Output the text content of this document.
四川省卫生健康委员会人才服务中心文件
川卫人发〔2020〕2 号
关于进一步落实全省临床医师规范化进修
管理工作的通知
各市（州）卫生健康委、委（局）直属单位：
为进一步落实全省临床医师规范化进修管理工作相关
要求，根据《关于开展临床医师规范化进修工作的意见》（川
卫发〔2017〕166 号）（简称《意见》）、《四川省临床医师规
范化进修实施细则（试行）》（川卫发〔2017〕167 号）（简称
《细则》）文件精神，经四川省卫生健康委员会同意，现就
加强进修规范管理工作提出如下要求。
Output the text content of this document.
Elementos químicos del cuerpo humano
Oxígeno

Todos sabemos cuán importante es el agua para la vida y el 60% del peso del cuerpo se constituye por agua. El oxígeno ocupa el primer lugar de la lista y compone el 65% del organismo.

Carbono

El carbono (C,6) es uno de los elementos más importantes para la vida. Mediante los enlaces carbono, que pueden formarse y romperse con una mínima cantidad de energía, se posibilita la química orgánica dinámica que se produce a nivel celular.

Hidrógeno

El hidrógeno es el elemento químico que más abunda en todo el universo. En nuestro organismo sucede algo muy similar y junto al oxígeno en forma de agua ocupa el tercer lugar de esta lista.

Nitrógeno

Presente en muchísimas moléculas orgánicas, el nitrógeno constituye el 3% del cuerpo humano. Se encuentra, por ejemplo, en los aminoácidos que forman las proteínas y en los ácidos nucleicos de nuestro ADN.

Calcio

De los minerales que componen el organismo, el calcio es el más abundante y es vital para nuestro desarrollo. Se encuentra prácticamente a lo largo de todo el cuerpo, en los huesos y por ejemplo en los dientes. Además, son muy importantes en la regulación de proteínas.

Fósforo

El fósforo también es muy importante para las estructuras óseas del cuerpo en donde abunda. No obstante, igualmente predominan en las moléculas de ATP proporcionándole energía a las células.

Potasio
☆ ☆ ☆
Set exercise: Emit the full listing verbatim.

Exercise result:
Output the text content of this document.
四川省卫生健康委员会人才服务中心文件
川卫人发〔2020〕2 号
关于进一步落实全省临床医师规范化进修
管理工作的通知
各市（州）卫生健康委、委（局）直属单位：
为进一步落实全省临床医师规范化进修管理工作相关
要求，根据《关于开展临床医师规范化进修工作的意见》（川
卫发〔2017〕166 号）（简称《意见》）、《四川省临床医师规
范化进修实施细则（试行）》（川卫发〔2017〕167 号）（简称
《细则》）文件精神，经四川省卫生健康委员会同意，现就
加强进修规范管理工作提出如下要求。
Output the text content of this document.
Elementos químicos del cuerpo humano
Oxígeno

Todos sabemos cuán importante es el agua para la vida y el 60% del peso del cuerpo se constituye por agua. El oxígeno ocupa el primer lugar de la lista y compone el 65% del organismo.

Carbono

El carbono (C,6) es uno de los elementos más importantes para la vida. Mediante los enlaces carbono, que pueden formarse y romperse con una mínima cantidad de energía, se posibilita la química orgánica dinámica que se produce a nivel celular.

Hidrógeno

El hidrógeno es el elemento químico que más abunda en todo el universo. En nuestro organismo sucede algo muy similar y junto al oxígeno en forma de agua ocupa el tercer lugar de esta lista.

Nitrógeno

Presente en muchísimas moléculas orgánicas, el nitrógeno constituye el 3% del cuerpo humano. Se encuentra, por ejemplo, en los aminoácidos que forman las proteínas y en los ácidos nucleicos de nuestro ADN.

Calcio

De los minerales que componen el organismo, el calcio es el más abundante y es vital para nuestro desarrollo. Se encuentra prácticamente a lo largo de todo el cuerpo, en los huesos y por ejemplo en los dientes. Además, son muy importantes en la regulación de proteínas.

Fósforo

El fósforo también es muy importante para las estructuras óseas del cuerpo en donde abunda. No obstante, igualmente predominan en las moléculas de ATP proporcionándole energía a las células.

Potasio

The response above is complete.